◆ THE DATA

[start]

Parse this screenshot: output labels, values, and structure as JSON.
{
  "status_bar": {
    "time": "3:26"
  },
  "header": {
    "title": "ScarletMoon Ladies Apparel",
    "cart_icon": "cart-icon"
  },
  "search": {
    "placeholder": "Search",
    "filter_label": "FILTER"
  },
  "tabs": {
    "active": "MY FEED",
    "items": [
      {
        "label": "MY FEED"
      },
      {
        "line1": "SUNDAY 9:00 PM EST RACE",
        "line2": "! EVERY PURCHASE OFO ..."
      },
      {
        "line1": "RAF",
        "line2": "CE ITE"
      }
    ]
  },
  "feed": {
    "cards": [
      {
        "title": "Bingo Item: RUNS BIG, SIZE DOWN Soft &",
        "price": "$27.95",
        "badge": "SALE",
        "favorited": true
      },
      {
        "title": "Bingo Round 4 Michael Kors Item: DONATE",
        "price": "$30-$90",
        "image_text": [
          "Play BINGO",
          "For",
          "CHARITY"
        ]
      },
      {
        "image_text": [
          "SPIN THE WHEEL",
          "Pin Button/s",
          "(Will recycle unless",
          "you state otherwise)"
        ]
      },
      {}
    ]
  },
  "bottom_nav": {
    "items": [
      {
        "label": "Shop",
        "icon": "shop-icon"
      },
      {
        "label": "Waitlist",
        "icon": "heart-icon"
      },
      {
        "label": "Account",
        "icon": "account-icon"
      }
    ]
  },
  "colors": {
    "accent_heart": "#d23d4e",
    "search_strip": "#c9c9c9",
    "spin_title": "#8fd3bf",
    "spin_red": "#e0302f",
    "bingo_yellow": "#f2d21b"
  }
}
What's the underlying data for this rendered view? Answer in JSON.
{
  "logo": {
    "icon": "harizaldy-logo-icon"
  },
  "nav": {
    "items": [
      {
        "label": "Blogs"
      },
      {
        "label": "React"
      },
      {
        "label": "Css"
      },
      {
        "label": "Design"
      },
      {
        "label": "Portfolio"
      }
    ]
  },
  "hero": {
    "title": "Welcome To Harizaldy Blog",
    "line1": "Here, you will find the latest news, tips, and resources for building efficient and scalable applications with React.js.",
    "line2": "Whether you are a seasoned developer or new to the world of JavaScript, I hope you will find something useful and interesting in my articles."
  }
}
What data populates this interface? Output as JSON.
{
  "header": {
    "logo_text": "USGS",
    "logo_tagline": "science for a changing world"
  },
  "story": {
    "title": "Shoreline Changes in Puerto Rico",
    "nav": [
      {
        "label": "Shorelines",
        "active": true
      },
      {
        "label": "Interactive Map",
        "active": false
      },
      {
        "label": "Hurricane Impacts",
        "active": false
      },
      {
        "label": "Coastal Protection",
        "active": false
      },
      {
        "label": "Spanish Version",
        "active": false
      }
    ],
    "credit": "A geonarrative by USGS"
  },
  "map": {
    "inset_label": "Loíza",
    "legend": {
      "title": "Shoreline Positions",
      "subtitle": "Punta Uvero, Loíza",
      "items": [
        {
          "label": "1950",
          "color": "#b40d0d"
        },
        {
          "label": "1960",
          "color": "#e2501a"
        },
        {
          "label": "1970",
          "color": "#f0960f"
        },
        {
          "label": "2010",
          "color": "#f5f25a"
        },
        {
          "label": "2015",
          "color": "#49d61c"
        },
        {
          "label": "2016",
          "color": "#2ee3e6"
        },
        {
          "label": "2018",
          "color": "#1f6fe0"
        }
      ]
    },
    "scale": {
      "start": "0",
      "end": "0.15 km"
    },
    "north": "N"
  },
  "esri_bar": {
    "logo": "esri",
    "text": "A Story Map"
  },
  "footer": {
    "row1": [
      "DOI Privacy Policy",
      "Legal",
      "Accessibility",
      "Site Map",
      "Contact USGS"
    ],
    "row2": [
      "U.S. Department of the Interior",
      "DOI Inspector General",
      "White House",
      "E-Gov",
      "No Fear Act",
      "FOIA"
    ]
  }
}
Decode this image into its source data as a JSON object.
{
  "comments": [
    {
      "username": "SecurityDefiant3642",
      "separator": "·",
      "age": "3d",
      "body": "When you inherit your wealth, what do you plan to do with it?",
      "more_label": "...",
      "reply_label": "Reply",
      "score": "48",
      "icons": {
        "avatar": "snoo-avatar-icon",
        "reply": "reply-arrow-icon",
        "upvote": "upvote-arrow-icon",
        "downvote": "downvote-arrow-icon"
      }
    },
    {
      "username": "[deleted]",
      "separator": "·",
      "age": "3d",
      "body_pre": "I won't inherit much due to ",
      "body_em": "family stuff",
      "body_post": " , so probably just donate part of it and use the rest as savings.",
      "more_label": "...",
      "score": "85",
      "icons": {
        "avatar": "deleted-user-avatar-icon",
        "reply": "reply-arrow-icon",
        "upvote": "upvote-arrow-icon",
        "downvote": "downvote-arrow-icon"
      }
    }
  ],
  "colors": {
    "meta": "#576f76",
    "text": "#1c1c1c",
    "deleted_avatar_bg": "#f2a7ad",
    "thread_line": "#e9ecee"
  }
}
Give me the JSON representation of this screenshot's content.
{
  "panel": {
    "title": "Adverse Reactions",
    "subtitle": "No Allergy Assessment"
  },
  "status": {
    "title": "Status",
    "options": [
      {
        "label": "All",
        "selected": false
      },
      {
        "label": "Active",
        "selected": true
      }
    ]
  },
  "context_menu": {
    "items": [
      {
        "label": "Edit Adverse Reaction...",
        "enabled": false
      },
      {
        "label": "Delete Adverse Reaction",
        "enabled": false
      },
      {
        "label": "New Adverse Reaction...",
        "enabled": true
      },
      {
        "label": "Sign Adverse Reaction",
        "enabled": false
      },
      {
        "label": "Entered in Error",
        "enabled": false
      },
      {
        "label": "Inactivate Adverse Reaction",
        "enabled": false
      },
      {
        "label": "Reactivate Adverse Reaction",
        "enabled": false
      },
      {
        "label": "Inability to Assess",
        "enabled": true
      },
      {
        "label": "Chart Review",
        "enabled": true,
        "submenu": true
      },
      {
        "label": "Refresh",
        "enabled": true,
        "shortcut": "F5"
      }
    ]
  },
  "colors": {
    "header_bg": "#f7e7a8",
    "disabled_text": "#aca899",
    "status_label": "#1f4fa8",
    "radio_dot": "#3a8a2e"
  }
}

[end]

◆ EXERCISE REQUIREMENTS
Collect the lines of the data that carry the word "this".

◆ WORKED ANSWER
Parse this screenshot: output labels, values, and structure as JSON.
What's the underlying data for this rendered view? Answer in JSON.
What data populates this interface? Output as JSON.
Decode this image into its source data as a JSON object.
Give me the JSON representation of this screenshot's content.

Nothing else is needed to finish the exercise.